Goal of the exercise
Filter this material down to the lines that hold "mean", copying each one.

↓↓↓

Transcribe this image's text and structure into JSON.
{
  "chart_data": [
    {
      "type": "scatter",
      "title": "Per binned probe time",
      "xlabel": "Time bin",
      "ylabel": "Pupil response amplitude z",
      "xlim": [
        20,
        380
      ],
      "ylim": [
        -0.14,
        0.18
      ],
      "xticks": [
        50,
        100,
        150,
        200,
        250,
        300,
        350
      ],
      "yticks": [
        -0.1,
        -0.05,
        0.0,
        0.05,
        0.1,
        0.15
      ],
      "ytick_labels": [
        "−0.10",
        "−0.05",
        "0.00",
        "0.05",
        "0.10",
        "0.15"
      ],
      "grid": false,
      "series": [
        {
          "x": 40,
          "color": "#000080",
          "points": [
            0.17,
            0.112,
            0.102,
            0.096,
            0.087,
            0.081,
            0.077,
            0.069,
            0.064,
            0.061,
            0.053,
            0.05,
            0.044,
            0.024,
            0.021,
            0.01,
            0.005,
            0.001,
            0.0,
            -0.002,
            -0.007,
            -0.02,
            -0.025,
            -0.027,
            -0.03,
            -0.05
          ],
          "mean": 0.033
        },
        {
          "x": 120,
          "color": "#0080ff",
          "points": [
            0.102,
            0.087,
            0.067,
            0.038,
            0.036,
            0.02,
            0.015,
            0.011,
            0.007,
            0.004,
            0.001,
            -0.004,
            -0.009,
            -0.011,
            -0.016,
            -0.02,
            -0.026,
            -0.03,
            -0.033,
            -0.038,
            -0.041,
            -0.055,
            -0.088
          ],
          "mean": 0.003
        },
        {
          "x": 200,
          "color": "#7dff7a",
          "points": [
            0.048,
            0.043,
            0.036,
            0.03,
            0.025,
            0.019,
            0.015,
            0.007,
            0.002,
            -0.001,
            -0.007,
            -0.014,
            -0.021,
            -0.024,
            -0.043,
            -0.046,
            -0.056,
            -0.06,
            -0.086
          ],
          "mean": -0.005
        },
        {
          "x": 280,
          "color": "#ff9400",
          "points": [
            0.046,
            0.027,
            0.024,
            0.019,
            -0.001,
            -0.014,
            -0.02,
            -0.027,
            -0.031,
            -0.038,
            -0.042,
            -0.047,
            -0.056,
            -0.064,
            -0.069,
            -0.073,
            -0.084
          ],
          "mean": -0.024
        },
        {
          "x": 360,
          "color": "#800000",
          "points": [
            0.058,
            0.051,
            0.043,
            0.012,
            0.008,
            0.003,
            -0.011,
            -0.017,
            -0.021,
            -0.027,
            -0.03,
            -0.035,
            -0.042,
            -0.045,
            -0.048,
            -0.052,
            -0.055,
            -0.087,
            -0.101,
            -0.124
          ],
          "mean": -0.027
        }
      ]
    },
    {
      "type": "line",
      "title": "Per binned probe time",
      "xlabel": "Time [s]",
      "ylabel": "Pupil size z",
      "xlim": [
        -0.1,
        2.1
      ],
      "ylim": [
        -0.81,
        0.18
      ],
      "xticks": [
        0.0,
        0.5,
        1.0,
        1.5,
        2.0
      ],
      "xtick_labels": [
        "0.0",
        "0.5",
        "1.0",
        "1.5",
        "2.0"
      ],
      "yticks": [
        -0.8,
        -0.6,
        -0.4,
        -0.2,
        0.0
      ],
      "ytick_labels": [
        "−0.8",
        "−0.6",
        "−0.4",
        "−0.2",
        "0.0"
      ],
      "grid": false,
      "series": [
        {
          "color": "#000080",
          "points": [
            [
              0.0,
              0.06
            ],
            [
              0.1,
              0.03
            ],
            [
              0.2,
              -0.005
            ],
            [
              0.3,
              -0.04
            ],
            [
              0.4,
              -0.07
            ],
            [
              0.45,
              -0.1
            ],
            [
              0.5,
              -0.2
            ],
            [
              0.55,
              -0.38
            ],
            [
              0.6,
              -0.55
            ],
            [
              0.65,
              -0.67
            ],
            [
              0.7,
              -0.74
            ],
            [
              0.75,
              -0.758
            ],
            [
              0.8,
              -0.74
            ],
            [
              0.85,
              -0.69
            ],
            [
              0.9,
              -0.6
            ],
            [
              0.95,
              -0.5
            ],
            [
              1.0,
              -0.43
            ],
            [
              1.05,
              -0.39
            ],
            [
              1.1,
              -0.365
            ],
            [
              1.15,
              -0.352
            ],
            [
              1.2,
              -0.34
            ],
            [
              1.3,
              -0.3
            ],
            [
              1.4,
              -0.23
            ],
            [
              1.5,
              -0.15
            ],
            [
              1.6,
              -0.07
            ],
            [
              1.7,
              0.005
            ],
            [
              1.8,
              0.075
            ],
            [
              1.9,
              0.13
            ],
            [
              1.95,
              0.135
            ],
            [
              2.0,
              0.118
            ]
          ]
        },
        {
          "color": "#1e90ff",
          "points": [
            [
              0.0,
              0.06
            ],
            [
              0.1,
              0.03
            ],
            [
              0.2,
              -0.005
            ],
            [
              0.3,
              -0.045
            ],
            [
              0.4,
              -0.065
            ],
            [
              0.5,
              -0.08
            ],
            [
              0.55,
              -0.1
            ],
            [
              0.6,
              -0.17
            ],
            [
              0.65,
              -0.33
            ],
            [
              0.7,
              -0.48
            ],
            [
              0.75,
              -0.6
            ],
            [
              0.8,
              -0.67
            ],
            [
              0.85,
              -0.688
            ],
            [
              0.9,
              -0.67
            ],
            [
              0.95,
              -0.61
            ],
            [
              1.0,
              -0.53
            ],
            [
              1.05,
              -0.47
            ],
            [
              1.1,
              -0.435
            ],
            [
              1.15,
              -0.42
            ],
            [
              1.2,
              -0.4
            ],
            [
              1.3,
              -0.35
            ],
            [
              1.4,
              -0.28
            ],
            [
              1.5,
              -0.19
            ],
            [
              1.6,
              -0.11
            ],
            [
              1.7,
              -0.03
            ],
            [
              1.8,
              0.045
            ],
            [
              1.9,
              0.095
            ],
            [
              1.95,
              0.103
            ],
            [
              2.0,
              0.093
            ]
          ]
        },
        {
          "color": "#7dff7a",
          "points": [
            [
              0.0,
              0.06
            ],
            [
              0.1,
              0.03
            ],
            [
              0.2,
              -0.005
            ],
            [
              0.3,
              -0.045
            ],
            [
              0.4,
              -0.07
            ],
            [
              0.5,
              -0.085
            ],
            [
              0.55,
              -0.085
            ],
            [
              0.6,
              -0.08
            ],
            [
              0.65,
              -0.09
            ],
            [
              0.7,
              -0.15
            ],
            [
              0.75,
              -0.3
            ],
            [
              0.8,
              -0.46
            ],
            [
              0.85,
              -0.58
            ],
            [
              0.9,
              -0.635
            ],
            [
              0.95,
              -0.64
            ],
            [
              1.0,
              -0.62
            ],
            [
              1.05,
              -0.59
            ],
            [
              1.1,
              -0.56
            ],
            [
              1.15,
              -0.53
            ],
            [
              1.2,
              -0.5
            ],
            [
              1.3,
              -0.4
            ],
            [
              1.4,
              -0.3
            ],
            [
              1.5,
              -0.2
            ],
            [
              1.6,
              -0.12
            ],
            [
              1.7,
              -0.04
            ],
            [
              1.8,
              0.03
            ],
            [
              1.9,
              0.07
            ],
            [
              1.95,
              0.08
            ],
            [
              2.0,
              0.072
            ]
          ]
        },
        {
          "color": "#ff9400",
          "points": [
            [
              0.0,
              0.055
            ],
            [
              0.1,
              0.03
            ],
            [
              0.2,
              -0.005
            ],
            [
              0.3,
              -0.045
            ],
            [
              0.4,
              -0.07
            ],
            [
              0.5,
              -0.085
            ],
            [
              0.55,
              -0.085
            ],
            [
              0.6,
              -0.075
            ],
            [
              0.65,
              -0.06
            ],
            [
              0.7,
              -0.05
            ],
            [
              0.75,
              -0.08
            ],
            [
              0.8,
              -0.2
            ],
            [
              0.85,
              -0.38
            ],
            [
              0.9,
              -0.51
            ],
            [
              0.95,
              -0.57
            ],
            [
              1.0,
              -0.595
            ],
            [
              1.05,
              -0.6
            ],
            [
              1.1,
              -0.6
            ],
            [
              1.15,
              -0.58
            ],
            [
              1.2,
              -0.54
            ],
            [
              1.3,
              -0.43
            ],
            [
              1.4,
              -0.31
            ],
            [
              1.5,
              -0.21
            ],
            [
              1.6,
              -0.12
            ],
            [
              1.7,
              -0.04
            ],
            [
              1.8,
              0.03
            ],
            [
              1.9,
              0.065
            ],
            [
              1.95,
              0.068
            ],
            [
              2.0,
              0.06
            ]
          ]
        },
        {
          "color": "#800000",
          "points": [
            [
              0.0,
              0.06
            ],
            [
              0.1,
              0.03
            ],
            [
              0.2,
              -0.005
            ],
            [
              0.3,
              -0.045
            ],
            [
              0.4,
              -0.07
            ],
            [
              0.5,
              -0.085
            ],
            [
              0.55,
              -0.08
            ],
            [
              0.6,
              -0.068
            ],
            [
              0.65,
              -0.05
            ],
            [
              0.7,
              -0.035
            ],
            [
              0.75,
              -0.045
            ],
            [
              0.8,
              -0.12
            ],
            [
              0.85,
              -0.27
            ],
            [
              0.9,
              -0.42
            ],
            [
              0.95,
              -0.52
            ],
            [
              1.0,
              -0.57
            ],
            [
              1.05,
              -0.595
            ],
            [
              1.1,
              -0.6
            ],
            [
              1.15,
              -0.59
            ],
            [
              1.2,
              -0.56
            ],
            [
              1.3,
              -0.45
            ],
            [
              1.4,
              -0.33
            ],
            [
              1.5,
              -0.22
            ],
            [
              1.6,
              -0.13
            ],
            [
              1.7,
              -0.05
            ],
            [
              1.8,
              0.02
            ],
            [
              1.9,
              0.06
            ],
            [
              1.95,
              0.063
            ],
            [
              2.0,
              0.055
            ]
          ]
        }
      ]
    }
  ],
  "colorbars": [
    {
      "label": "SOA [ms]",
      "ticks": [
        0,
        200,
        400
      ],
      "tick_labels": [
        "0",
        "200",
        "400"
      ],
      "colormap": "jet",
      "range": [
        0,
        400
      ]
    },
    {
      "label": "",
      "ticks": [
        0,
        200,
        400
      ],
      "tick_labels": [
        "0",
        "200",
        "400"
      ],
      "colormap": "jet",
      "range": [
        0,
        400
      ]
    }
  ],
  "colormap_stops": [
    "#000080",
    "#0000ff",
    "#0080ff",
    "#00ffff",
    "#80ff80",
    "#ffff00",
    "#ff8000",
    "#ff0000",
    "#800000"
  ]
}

↑↑↑

Result of this exercise
          "mean": 0.033
          "mean": 0.003
          "mean": -0.005
          "mean": -0.024
          "mean": -0.027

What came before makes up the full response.